Stored items:

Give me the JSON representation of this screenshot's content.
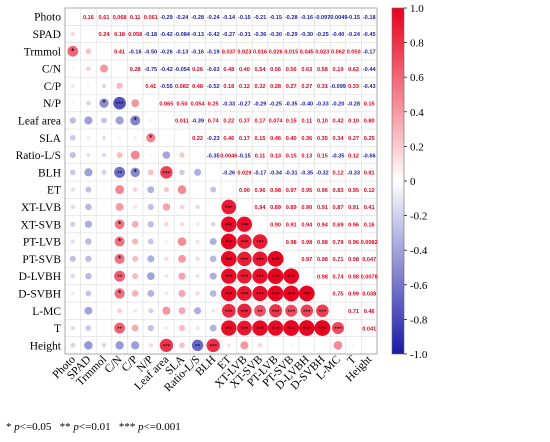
{
  "chart_data": {
    "type": "heatmap",
    "subtype": "correlation-matrix",
    "variables": [
      "Photo",
      "SPAD",
      "Trmmol",
      "C/N",
      "C/P",
      "N/P",
      "Leaf area",
      "SLA",
      "Ratio-L/S",
      "BLH",
      "ET",
      "XT-LVB",
      "XT-SVB",
      "PT-LVB",
      "PT-SVB",
      "D-LVBH",
      "D-SVBH",
      "L-MC",
      "T",
      "Height"
    ],
    "upper_triangle_labels": [
      [
        "",
        "0.16",
        "0.61",
        "0.068",
        "0.11",
        "0.061",
        "-0.29",
        "-0.24",
        "-0.28",
        "-0.24",
        "-0.14",
        "-0.15",
        "-0.21",
        "-0.15",
        "-0.28",
        "-0.16",
        "-0.097",
        "-0.0049",
        "-0.15",
        "-0.18"
      ],
      [
        "",
        "",
        "0.24",
        "0.18",
        "0.058",
        "-0.18",
        "-0.42",
        "-0.084",
        "-0.13",
        "-0.42",
        "-0.27",
        "-0.31",
        "-0.36",
        "-0.30",
        "-0.29",
        "-0.30",
        "-0.25",
        "-0.40",
        "-0.24",
        "-0.45"
      ],
      [
        "",
        "",
        "",
        "0.41",
        "-0.16",
        "-0.50",
        "-0.26",
        "-0.13",
        "-0.16",
        "-0.19",
        "0.037",
        "0.023",
        "0.016",
        "0.026",
        "0.015",
        "0.045",
        "0.023",
        "0.062",
        "0.050",
        "-0.17"
      ],
      [
        "",
        "",
        "",
        "",
        "0.28",
        "-0.75",
        "-0.42",
        "-0.054",
        "0.26",
        "-0.63",
        "0.48",
        "0.40",
        "0.54",
        "0.56",
        "0.56",
        "0.63",
        "0.58",
        "0.19",
        "0.62",
        "-0.44"
      ],
      [
        "",
        "",
        "",
        "",
        "",
        "0.41",
        "-0.55",
        "0.082",
        "0.48",
        "-0.52",
        "0.18",
        "0.12",
        "0.32",
        "0.28",
        "0.27",
        "0.27",
        "0.31",
        "-0.099",
        "0.33",
        "-0.43"
      ],
      [
        "",
        "",
        "",
        "",
        "",
        "",
        "0.065",
        "0.50",
        "0.054",
        "0.25",
        "-0.33",
        "-0.27",
        "-0.29",
        "-0.25",
        "-0.35",
        "-0.40",
        "-0.33",
        "-0.20",
        "-0.28",
        "0.15"
      ],
      [
        "",
        "",
        "",
        "",
        "",
        "",
        "",
        "0.011",
        "-0.39",
        "0.74",
        "0.22",
        "0.37",
        "0.17",
        "0.074",
        "0.15",
        "0.11",
        "0.10",
        "0.42",
        "0.10",
        "0.80"
      ],
      [
        "",
        "",
        "",
        "",
        "",
        "",
        "",
        "",
        "0.22",
        "-0.23",
        "0.46",
        "0.17",
        "0.15",
        "0.46",
        "0.40",
        "0.36",
        "0.35",
        "0.34",
        "0.27",
        "0.25"
      ],
      [
        "",
        "",
        "",
        "",
        "",
        "",
        "",
        "",
        "",
        "-0.35",
        "0.0046",
        "-0.15",
        "0.11",
        "0.13",
        "0.15",
        "0.13",
        "0.15",
        "-0.35",
        "0.12",
        "-0.66"
      ],
      [
        "",
        "",
        "",
        "",
        "",
        "",
        "",
        "",
        "",
        "",
        "-0.26",
        "0.029",
        "-0.17",
        "-0.34",
        "-0.31",
        "-0.35",
        "-0.32",
        "0.12",
        "-0.33",
        "0.81"
      ],
      [
        "",
        "",
        "",
        "",
        "",
        "",
        "",
        "",
        "",
        "",
        "",
        "0.90",
        "0.96",
        "0.98",
        "0.97",
        "0.95",
        "0.96",
        "0.83",
        "0.95",
        "0.12"
      ],
      [
        "",
        "",
        "",
        "",
        "",
        "",
        "",
        "",
        "",
        "",
        "",
        "",
        "0.94",
        "0.89",
        "0.89",
        "0.90",
        "0.91",
        "0.87",
        "0.91",
        "0.41"
      ],
      [
        "",
        "",
        "",
        "",
        "",
        "",
        "",
        "",
        "",
        "",
        "",
        "",
        "",
        "0.90",
        "0.91",
        "0.94",
        "0.94",
        "0.69",
        "0.96",
        "0.16"
      ],
      [
        "",
        "",
        "",
        "",
        "",
        "",
        "",
        "",
        "",
        "",
        "",
        "",
        "",
        "",
        "0.98",
        "0.98",
        "0.98",
        "0.79",
        "0.96",
        "0.0082"
      ],
      [
        "",
        "",
        "",
        "",
        "",
        "",
        "",
        "",
        "",
        "",
        "",
        "",
        "",
        "",
        "",
        "0.97",
        "0.98",
        "0.71",
        "0.98",
        "0.047"
      ],
      [
        "",
        "",
        "",
        "",
        "",
        "",
        "",
        "",
        "",
        "",
        "",
        "",
        "",
        "",
        "",
        "",
        "0.98",
        "0.74",
        "0.98",
        "0.0078"
      ],
      [
        "",
        "",
        "",
        "",
        "",
        "",
        "",
        "",
        "",
        "",
        "",
        "",
        "",
        "",
        "",
        "",
        "",
        "0.75",
        "0.99",
        "0.038"
      ],
      [
        "",
        "",
        "",
        "",
        "",
        "",
        "",
        "",
        "",
        "",
        "",
        "",
        "",
        "",
        "",
        "",
        "",
        "",
        "0.71",
        "0.46"
      ],
      [
        "",
        "",
        "",
        "",
        "",
        "",
        "",
        "",
        "",
        "",
        "",
        "",
        "",
        "",
        "",
        "",
        "",
        "",
        "",
        "0.041"
      ],
      [
        "",
        "",
        "",
        "",
        "",
        "",
        "",
        "",
        "",
        "",
        "",
        "",
        "",
        "",
        "",
        "",
        "",
        "",
        "",
        ""
      ]
    ],
    "lower_triangle": "circles sized and colored by correlation; stars mark significance",
    "colorbar": {
      "min": -1.0,
      "max": 1.0,
      "ticks": [
        "1.0",
        "0.8",
        "0.6",
        "0.4",
        "0.2",
        "0",
        "-0.2",
        "-0.4",
        "-0.6",
        "-0.8",
        "-1.0"
      ]
    },
    "colors": {
      "positive": "#e8001c",
      "negative": "#1a1aa8",
      "neutral": "#ffffff"
    },
    "significance_legend": [
      {
        "stars": "*",
        "op": "p",
        "rel": "<=0.05"
      },
      {
        "stars": "**",
        "op": "p",
        "rel": "<=0.01"
      },
      {
        "stars": "***",
        "op": "p",
        "rel": "<=0.001"
      }
    ]
  }
}
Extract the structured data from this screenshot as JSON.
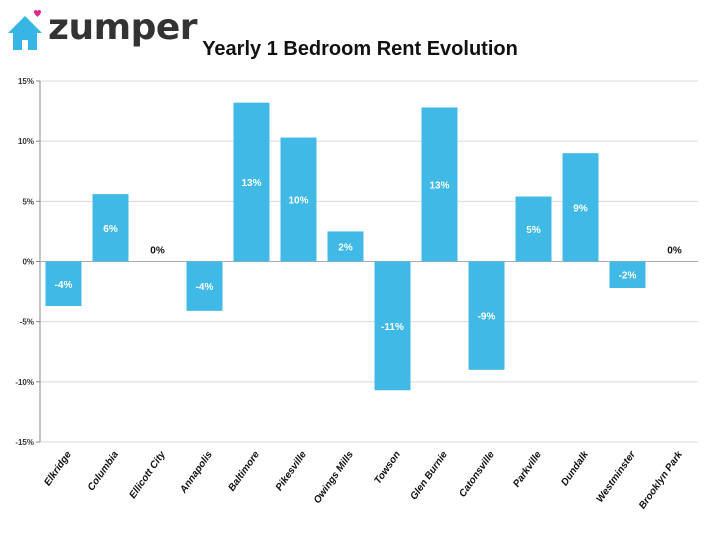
{
  "logo": {
    "text": "zumper",
    "icon": "house-heart-icon",
    "heart_color": "#e0288a",
    "house_color": "#37b6e5"
  },
  "chart_data": {
    "type": "bar",
    "title": "Yearly 1 Bedroom Rent Evolution",
    "xlabel": "",
    "ylabel": "",
    "categories": [
      "Elkridge",
      "Columbia",
      "Ellicott City",
      "Annapolis",
      "Baltimore",
      "Pikesville",
      "Owings Mills",
      "Towson",
      "Glen Burnie",
      "Catonsville",
      "Parkville",
      "Dundalk",
      "Westminster",
      "Brooklyn Park"
    ],
    "values": [
      -3.7,
      5.6,
      0,
      -4.1,
      13.2,
      10.3,
      2.5,
      -10.7,
      12.8,
      -9.0,
      5.4,
      9.0,
      -2.2,
      0
    ],
    "data_labels": [
      "-4%",
      "6%",
      "0%",
      "-4%",
      "13%",
      "10%",
      "2%",
      "-11%",
      "13%",
      "-9%",
      "5%",
      "9%",
      "-2%",
      "0%"
    ],
    "ylim": [
      -15,
      15
    ],
    "yticks": [
      15,
      10,
      5,
      0,
      -5,
      -10,
      -15
    ],
    "ytick_labels": [
      "15%",
      "10%",
      "5%",
      "0%",
      "-5%",
      "-10%",
      "-15%"
    ],
    "grid": true,
    "legend": "none",
    "bar_color": "#41b9e6"
  }
}
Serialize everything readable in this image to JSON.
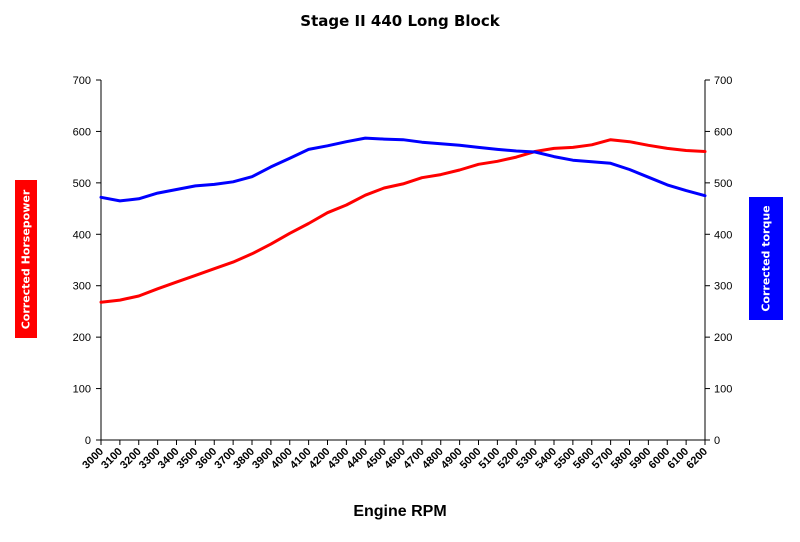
{
  "chart_data": {
    "type": "line",
    "title": "Stage II 440 Long Block",
    "xlabel": "Engine RPM",
    "ylabel_left": "Corrected Horsepower",
    "ylabel_right": "Corrected torque",
    "ylim": [
      0,
      700
    ],
    "y2lim": [
      0,
      700
    ],
    "yticks": [
      0,
      100,
      200,
      300,
      400,
      500,
      600,
      700
    ],
    "grid": false,
    "x": [
      3000,
      3100,
      3200,
      3300,
      3400,
      3500,
      3600,
      3700,
      3800,
      3900,
      4000,
      4100,
      4200,
      4300,
      4400,
      4500,
      4600,
      4700,
      4800,
      4900,
      5000,
      5100,
      5200,
      5300,
      5400,
      5500,
      5600,
      5700,
      5800,
      5900,
      6000,
      6100,
      6200
    ],
    "series": [
      {
        "name": "Corrected Horsepower",
        "color": "#ff0000",
        "axis": "left",
        "values": [
          268,
          272,
          280,
          294,
          307,
          320,
          333,
          346,
          362,
          381,
          402,
          421,
          442,
          457,
          476,
          490,
          498,
          510,
          516,
          525,
          536,
          542,
          550,
          561,
          567,
          569,
          574,
          584,
          580,
          573,
          567,
          563,
          561
        ]
      },
      {
        "name": "Corrected torque",
        "color": "#0000ff",
        "axis": "right",
        "values": [
          472,
          465,
          469,
          480,
          487,
          494,
          497,
          502,
          512,
          531,
          548,
          565,
          572,
          580,
          587,
          585,
          584,
          579,
          576,
          573,
          569,
          565,
          562,
          560,
          551,
          544,
          541,
          538,
          526,
          511,
          496,
          485,
          475
        ]
      }
    ]
  }
}
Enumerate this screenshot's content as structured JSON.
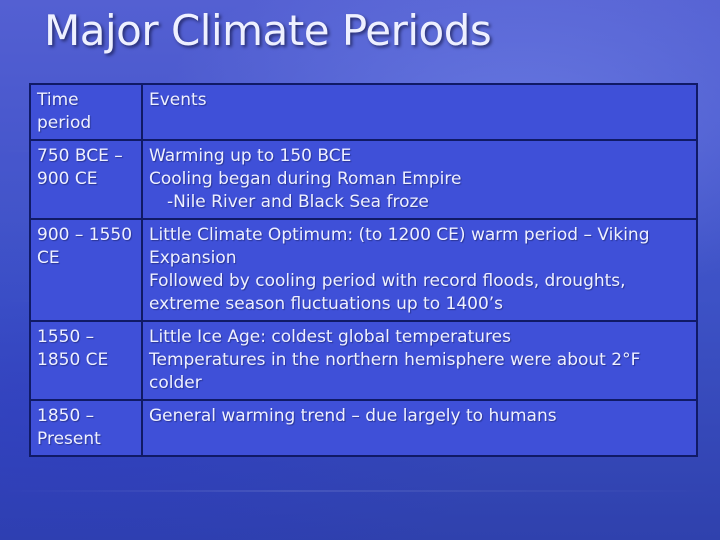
{
  "title": "Major Climate Periods",
  "table": {
    "headers": [
      "Time period",
      "Events"
    ],
    "rows": [
      {
        "period": "750 BCE – 900 CE",
        "events": [
          "Warming up to 150 BCE",
          "Cooling began during Roman Empire",
          "-Nile River and Black Sea froze"
        ]
      },
      {
        "period": "900 – 1550 CE",
        "events": [
          "Little Climate Optimum: (to 1200 CE) warm period – Viking Expansion",
          "Followed by cooling period with record floods, droughts, extreme season fluctuations up to 1400’s"
        ]
      },
      {
        "period": "1550 – 1850 CE",
        "events": [
          "Little Ice Age: coldest global temperatures",
          "Temperatures in the northern hemisphere were about 2°F colder"
        ]
      },
      {
        "period": "1850 – Present",
        "events": [
          "General warming trend – due largely to humans"
        ]
      }
    ]
  },
  "colors": {
    "background": "#4656cc",
    "cell": "#3f50d8",
    "border": "#101a66",
    "text": "#eef0ff"
  }
}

GIVEN PROBLEM: Work out how many lines in the entries hold the string "Horsepower". Your answer should consist solely of that number.

REPLY: 2